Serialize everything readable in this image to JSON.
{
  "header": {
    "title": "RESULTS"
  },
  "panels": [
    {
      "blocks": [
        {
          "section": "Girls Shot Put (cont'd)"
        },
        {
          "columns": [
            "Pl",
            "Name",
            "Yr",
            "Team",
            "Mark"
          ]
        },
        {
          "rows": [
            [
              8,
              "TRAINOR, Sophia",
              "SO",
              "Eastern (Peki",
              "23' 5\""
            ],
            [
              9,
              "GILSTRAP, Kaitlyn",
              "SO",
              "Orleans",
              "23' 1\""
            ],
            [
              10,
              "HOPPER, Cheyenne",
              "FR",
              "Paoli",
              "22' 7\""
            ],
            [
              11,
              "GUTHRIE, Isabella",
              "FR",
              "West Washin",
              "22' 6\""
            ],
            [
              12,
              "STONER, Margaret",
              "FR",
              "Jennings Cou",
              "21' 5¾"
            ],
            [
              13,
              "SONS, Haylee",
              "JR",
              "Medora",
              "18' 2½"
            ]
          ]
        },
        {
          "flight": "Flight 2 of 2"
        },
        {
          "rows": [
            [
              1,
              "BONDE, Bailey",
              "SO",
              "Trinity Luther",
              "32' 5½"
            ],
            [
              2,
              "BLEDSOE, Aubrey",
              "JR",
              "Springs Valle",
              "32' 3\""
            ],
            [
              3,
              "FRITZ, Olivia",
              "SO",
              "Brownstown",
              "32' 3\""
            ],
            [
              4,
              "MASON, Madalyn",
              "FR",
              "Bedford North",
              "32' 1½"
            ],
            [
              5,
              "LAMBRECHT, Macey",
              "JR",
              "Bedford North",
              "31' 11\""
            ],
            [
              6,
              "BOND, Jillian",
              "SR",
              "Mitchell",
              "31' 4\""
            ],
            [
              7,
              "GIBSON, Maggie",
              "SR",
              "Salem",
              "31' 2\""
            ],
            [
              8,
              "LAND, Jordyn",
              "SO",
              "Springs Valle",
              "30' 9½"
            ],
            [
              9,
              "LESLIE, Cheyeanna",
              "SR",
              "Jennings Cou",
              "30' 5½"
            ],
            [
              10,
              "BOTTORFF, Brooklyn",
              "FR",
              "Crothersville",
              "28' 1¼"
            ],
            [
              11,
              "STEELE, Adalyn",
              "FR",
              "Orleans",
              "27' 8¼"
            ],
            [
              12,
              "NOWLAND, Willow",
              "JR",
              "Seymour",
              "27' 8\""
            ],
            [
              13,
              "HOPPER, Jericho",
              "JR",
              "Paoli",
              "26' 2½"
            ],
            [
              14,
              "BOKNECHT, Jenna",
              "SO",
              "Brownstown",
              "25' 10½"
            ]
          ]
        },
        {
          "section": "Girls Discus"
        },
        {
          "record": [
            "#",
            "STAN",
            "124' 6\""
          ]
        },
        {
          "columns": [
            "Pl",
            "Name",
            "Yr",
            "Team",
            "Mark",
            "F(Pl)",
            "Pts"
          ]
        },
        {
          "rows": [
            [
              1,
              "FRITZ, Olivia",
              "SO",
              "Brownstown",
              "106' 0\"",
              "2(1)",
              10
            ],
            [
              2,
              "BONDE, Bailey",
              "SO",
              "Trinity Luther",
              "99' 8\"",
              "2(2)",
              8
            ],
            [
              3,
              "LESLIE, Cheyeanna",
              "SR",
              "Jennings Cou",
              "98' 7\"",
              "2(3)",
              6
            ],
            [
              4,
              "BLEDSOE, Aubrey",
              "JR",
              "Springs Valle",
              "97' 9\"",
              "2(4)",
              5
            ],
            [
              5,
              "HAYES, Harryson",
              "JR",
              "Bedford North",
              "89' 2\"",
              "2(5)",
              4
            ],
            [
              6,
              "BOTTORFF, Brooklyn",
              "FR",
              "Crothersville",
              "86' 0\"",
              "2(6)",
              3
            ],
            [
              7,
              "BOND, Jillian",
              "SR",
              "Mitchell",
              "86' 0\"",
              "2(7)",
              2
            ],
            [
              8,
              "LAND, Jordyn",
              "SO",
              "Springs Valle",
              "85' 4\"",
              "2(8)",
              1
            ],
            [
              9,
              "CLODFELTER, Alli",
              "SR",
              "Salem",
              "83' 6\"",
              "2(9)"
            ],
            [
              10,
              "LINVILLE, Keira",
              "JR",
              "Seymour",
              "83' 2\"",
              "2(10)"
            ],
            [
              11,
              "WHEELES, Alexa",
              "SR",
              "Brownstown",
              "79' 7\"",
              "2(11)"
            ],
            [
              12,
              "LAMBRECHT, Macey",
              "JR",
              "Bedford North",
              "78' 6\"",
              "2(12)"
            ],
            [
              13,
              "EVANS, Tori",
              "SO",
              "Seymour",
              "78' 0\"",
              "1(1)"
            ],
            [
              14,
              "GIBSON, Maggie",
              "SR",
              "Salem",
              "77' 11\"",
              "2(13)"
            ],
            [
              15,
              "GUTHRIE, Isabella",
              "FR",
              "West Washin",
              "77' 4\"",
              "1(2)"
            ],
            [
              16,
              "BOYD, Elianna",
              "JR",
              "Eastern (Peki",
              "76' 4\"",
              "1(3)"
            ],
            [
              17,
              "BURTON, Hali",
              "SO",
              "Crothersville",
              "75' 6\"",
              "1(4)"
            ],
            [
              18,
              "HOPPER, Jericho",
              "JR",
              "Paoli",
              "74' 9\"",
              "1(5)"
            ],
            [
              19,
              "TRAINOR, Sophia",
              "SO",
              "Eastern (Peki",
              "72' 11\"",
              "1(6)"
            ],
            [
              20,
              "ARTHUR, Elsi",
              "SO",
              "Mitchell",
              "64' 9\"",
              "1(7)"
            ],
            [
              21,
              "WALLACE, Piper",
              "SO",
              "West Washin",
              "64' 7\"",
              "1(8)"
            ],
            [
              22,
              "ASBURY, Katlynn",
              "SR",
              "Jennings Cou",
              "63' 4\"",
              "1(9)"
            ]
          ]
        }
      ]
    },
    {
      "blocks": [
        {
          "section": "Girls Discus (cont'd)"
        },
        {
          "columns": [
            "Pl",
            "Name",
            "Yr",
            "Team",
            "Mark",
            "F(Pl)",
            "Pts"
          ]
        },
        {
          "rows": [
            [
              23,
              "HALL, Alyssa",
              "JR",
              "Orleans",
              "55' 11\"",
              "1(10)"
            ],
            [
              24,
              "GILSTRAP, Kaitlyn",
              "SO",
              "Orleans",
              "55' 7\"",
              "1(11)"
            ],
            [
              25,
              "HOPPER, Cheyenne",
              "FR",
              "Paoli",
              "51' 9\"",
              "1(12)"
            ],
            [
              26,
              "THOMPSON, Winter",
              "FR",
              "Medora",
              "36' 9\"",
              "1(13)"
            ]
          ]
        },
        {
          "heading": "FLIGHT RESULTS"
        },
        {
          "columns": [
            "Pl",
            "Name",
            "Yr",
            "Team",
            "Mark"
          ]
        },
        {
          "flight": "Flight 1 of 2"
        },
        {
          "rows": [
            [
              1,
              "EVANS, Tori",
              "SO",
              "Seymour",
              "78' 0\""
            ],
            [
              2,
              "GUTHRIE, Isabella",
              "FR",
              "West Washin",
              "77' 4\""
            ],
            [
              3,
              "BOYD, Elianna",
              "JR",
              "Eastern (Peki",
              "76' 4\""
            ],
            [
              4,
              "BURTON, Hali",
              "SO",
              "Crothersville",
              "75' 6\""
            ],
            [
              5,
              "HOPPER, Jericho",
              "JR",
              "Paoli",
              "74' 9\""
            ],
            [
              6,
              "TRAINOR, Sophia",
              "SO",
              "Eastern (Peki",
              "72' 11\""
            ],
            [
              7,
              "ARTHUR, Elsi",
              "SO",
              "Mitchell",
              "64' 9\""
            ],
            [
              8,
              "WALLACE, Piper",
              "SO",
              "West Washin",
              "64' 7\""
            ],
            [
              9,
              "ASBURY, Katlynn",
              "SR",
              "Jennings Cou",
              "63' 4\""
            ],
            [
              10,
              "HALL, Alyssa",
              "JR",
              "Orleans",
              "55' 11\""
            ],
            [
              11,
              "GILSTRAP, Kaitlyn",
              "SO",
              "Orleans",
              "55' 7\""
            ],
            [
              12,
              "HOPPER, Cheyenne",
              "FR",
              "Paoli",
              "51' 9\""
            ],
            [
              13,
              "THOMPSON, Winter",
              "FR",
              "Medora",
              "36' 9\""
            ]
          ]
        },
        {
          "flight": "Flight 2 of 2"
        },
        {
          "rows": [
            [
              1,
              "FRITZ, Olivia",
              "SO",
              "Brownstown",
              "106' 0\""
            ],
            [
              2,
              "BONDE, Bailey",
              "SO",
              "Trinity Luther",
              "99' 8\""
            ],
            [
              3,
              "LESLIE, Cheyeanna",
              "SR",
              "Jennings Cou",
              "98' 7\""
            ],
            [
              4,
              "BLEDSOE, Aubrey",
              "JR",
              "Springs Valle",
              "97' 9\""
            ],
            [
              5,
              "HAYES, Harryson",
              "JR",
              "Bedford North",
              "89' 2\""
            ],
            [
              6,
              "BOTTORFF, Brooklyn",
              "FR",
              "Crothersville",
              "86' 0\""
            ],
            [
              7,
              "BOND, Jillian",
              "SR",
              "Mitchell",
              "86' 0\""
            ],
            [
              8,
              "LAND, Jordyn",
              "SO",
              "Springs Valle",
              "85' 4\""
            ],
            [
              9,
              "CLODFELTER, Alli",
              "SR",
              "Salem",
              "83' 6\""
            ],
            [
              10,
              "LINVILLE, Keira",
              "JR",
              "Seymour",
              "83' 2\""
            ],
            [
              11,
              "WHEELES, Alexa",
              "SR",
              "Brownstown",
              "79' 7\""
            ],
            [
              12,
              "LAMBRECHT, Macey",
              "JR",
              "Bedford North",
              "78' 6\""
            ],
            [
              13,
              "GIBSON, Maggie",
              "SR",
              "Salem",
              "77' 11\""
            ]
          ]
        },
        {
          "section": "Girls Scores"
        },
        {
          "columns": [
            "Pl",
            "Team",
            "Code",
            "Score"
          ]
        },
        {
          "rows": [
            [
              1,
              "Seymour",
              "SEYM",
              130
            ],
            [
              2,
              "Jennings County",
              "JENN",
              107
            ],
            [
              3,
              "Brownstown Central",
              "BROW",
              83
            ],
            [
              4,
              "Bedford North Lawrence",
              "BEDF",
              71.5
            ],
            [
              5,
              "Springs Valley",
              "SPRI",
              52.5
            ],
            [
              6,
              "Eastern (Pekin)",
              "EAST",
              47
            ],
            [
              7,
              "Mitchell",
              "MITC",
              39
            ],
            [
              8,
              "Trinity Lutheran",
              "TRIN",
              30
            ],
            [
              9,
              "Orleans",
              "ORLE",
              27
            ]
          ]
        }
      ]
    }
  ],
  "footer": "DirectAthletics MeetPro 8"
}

────────────────────

_Given request_
Across the records above, count the lines holding "Discus" and reply with that number alone.

_Problem solution_
2